(Rows from a dataset)
-- begin --
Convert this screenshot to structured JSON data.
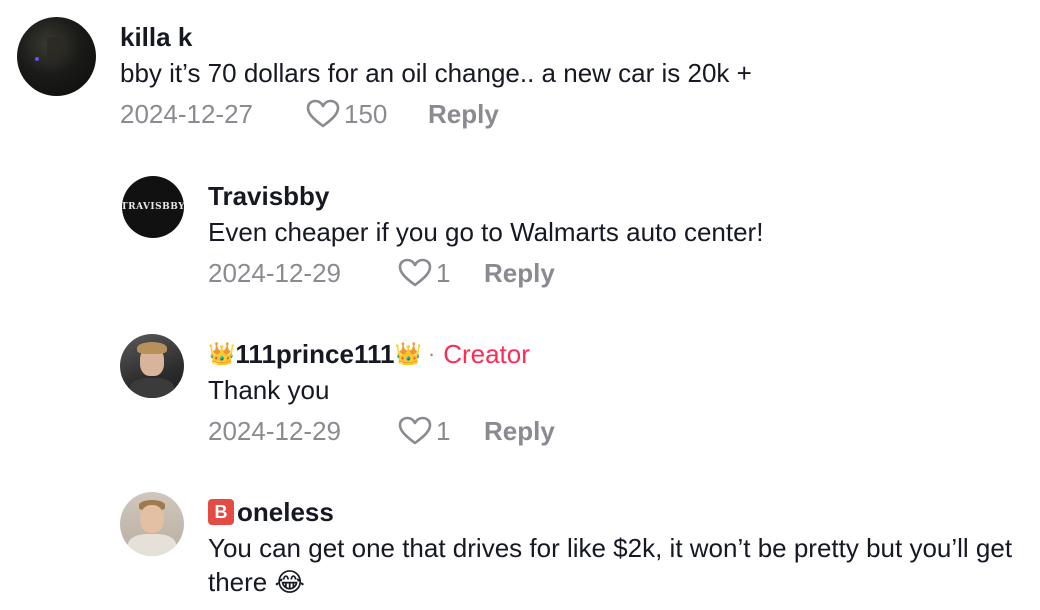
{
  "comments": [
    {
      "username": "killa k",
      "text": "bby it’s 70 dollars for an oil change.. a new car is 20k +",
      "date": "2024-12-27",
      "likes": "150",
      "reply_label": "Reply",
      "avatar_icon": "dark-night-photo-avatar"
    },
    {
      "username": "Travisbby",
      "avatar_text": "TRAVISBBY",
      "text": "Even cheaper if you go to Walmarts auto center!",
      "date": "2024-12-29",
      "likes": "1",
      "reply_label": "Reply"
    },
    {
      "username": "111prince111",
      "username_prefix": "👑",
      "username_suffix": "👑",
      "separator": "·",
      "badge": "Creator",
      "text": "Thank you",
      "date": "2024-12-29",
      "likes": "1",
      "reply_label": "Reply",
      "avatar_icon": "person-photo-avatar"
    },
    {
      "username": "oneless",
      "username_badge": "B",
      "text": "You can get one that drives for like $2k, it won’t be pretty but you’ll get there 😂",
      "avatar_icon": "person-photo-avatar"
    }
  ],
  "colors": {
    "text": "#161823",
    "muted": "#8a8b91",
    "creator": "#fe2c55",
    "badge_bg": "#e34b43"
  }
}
-- end --
Do this | Write out the material above once more, exactly as it reads, with no pictures.

Correct answer |
Convert this screenshot to structured JSON data.
{
  "comments": [
    {
      "username": "killa k",
      "text": "bby it’s 70 dollars for an oil change.. a new car is 20k +",
      "date": "2024-12-27",
      "likes": "150",
      "reply_label": "Reply",
      "avatar_icon": "dark-night-photo-avatar"
    },
    {
      "username": "Travisbby",
      "avatar_text": "TRAVISBBY",
      "text": "Even cheaper if you go to Walmarts auto center!",
      "date": "2024-12-29",
      "likes": "1",
      "reply_label": "Reply"
    },
    {
      "username": "111prince111",
      "username_prefix": "👑",
      "username_suffix": "👑",
      "separator": "·",
      "badge": "Creator",
      "text": "Thank you",
      "date": "2024-12-29",
      "likes": "1",
      "reply_label": "Reply",
      "avatar_icon": "person-photo-avatar"
    },
    {
      "username": "oneless",
      "username_badge": "B",
      "text": "You can get one that drives for like $2k, it won’t be pretty but you’ll get there 😂",
      "avatar_icon": "person-photo-avatar"
    }
  ],
  "colors": {
    "text": "#161823",
    "muted": "#8a8b91",
    "creator": "#fe2c55",
    "badge_bg": "#e34b43"
  }
}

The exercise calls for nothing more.